## Begin

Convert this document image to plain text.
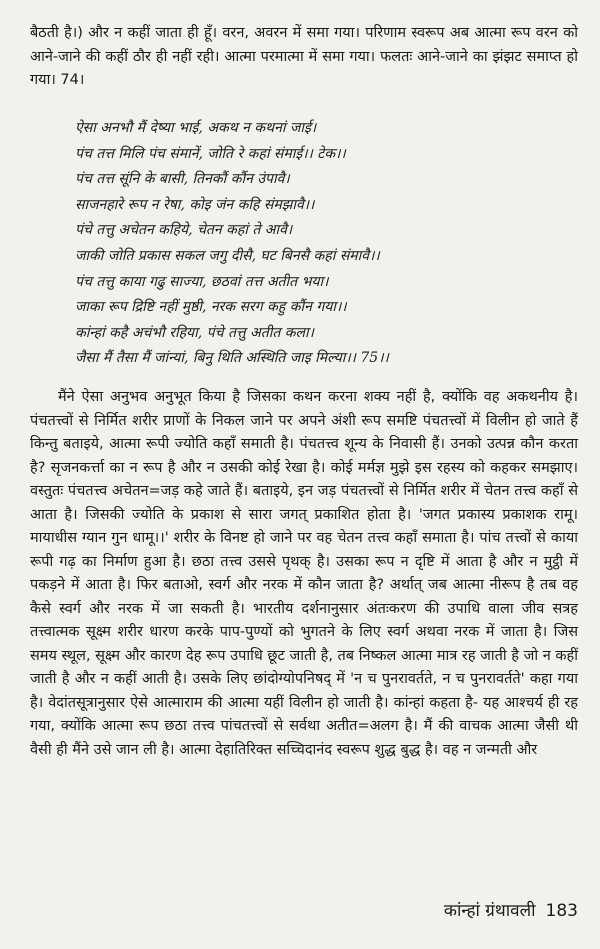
बैठती है।) और न कहीं जाता ही हूँ। वरन, अवरन में समा गया। परिणाम स्वरूप अब आत्मा रूप वरन को आने-जाने की कहीं ठौर ही नहीं रही। आत्मा परमात्मा में समा गया। फलतः आने-जाने का झंझट समाप्त हो गया। 74।

ऐसा अनभौ मैं देष्या भाई, अकथ न कथनां जाई।
पंच तत्त मिलि पंच संमानें, जोति रे कहां संमाई।। टेक।।
पंच तत्त सूंनि के बासी, तिनकौं कौंन उंपावै।
साजनहारे रूप न रेषा, कोइ जंन कहि संमझावै।।
पंचे तत्तु अचेतन कहिये, चेतन कहां ते आवै।
जाकी जोति प्रकास सकल जगु दीसै, घट बिनसै कहां संमावै।।
पंच तत्तु काया गढु साज्या, छठवां तत्त अतीत भया।
जाका रूप द्रिष्टि नहीं मुष्ठी, नरक सरग कहु कौंन गया।।
कांन्हां कहै अचंभौ रहिया, पंचे तत्तु अतीत कला।
जैसा मैं तैसा मैं जांन्यां, बिनु थिति अस्थिति जाइ मिल्या।। 75।।

मैंने ऐसा अनुभव अनुभूत किया है जिसका कथन करना शक्य नहीं है, क्योंकि वह अकथनीय है। पंचतत्त्वों से निर्मित शरीर प्राणों के निकल जाने पर अपने अंशी रूप समष्टि पंचतत्त्वों में विलीन हो जाते हैं किन्तु बताइये, आत्मा रूपी ज्योति कहाँ समाती है। पंचतत्त्व शून्य के निवासी हैं। उनको उत्पन्न कौन करता है? सृजनकर्त्ता का न रूप है और न उसकी कोई रेखा है। कोई मर्मज्ञ मुझे इस रहस्य को कहकर समझाए। वस्तुतः पंचतत्त्व अचेतन=जड़ कहे जाते हैं। बताइये, इन जड़ पंचतत्त्वों से निर्मित शरीर में चेतन तत्त्व कहाँ से आता है। जिसकी ज्योति के प्रकाश से सारा जगत् प्रकाशित होता है। 'जगत प्रकास्य प्रकाशक रामू। मायाधीस ग्यान गुन धामू।।' शरीर के विनष्ट हो जाने पर वह चेतन तत्त्व कहाँ समाता है। पांच तत्त्वों से काया रूपी गढ़ का निर्माण हुआ है। छठा तत्त्व उससे पृथक् है। उसका रूप न दृष्टि में आता है और न मुट्ठी में पकड़ने में आता है। फिर बताओ, स्वर्ग और नरक में कौन जाता है? अर्थात् जब आत्मा नीरूप है तब वह कैसे स्वर्ग और नरक में जा सकती है। भारतीय दर्शनानुसार अंतःकरण की उपाधि वाला जीव सत्रह तत्त्वात्मक सूक्ष्म शरीर धारण करके पाप-पुण्यों को भुगतने के लिए स्वर्ग अथवा नरक में जाता है। जिस समय स्थूल, सूक्ष्म और कारण देह रूप उपाधि छूट जाती है, तब निष्कल आत्मा मात्र रह जाती है जो न कहीं जाती है और न कहीं आती है। उसके लिए छांदोग्योपनिषद् में 'न च पुनरावर्तते, न च पुनरावर्तते' कहा गया है। वेदांतसूत्रानुसार ऐसे आत्माराम की आत्मा यहीं विलीन हो जाती है। कांन्हां कहता है- यह आश्चर्य ही रह गया, क्योंकि आत्मा रूप छठा तत्त्व पांचतत्त्वों से सर्वथा अतीत=अलग है। मैं की वाचक आत्मा जैसी थी वैसी ही मैंने उसे जान ली है। आत्मा देहातिरिक्त सच्चिदानंद स्वरूप शुद्ध बुद्ध है। वह न जन्मती और

कांन्हां ग्रंथावली 183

## End

Without including the pictures, return each record above exactly as it stands.

- **FINAL ANSWER**:
Convert this document image to plain text.
बैठती है।) और न कहीं जाता ही हूँ। वरन, अवरन में समा गया। परिणाम स्वरूप अब आत्मा रूप वरन को आने-जाने की कहीं ठौर ही नहीं रही। आत्मा परमात्मा में समा गया। फलतः आने-जाने का झंझट समाप्त हो गया। 74।

ऐसा अनभौ मैं देष्या भाई, अकथ न कथनां जाई।
पंच तत्त मिलि पंच संमानें, जोति रे कहां संमाई।। टेक।।
पंच तत्त सूंनि के बासी, तिनकौं कौंन उंपावै।
साजनहारे रूप न रेषा, कोइ जंन कहि संमझावै।।
पंचे तत्तु अचेतन कहिये, चेतन कहां ते आवै।
जाकी जोति प्रकास सकल जगु दीसै, घट बिनसै कहां संमावै।।
पंच तत्तु काया गढु साज्या, छठवां तत्त अतीत भया।
जाका रूप द्रिष्टि नहीं मुष्ठी, नरक सरग कहु कौंन गया।।
कांन्हां कहै अचंभौ रहिया, पंचे तत्तु अतीत कला।
जैसा मैं तैसा मैं जांन्यां, बिनु थिति अस्थिति जाइ मिल्या।। 75।।

मैंने ऐसा अनुभव अनुभूत किया है जिसका कथन करना शक्य नहीं है, क्योंकि वह अकथनीय है। पंचतत्त्वों से निर्मित शरीर प्राणों के निकल जाने पर अपने अंशी रूप समष्टि पंचतत्त्वों में विलीन हो जाते हैं किन्तु बताइये, आत्मा रूपी ज्योति कहाँ समाती है। पंचतत्त्व शून्य के निवासी हैं। उनको उत्पन्न कौन करता है? सृजनकर्त्ता का न रूप है और न उसकी कोई रेखा है। कोई मर्मज्ञ मुझे इस रहस्य को कहकर समझाए। वस्तुतः पंचतत्त्व अचेतन=जड़ कहे जाते हैं। बताइये, इन जड़ पंचतत्त्वों से निर्मित शरीर में चेतन तत्त्व कहाँ से आता है। जिसकी ज्योति के प्रकाश से सारा जगत् प्रकाशित होता है। 'जगत प्रकास्य प्रकाशक रामू। मायाधीस ग्यान गुन धामू।।' शरीर के विनष्ट हो जाने पर वह चेतन तत्त्व कहाँ समाता है। पांच तत्त्वों से काया रूपी गढ़ का निर्माण हुआ है। छठा तत्त्व उससे पृथक् है। उसका रूप न दृष्टि में आता है और न मुट्ठी में पकड़ने में आता है। फिर बताओ, स्वर्ग और नरक में कौन जाता है? अर्थात् जब आत्मा नीरूप है तब वह कैसे स्वर्ग और नरक में जा सकती है। भारतीय दर्शनानुसार अंतःकरण की उपाधि वाला जीव सत्रह तत्त्वात्मक सूक्ष्म शरीर धारण करके पाप-पुण्यों को भुगतने के लिए स्वर्ग अथवा नरक में जाता है। जिस समय स्थूल, सूक्ष्म और कारण देह रूप उपाधि छूट जाती है, तब निष्कल आत्मा मात्र रह जाती है जो न कहीं जाती है और न कहीं आती है। उसके लिए छांदोग्योपनिषद् में 'न च पुनरावर्तते, न च पुनरावर्तते' कहा गया है। वेदांतसूत्रानुसार ऐसे आत्माराम की आत्मा यहीं विलीन हो जाती है। कांन्हां कहता है- यह आश्चर्य ही रह गया, क्योंकि आत्मा रूप छठा तत्त्व पांचतत्त्वों से सर्वथा अतीत=अलग है। मैं की वाचक आत्मा जैसी थी वैसी ही मैंने उसे जान ली है। आत्मा देहातिरिक्त सच्चिदानंद स्वरूप शुद्ध बुद्ध है। वह न जन्मती और

कांन्हां ग्रंथावली 183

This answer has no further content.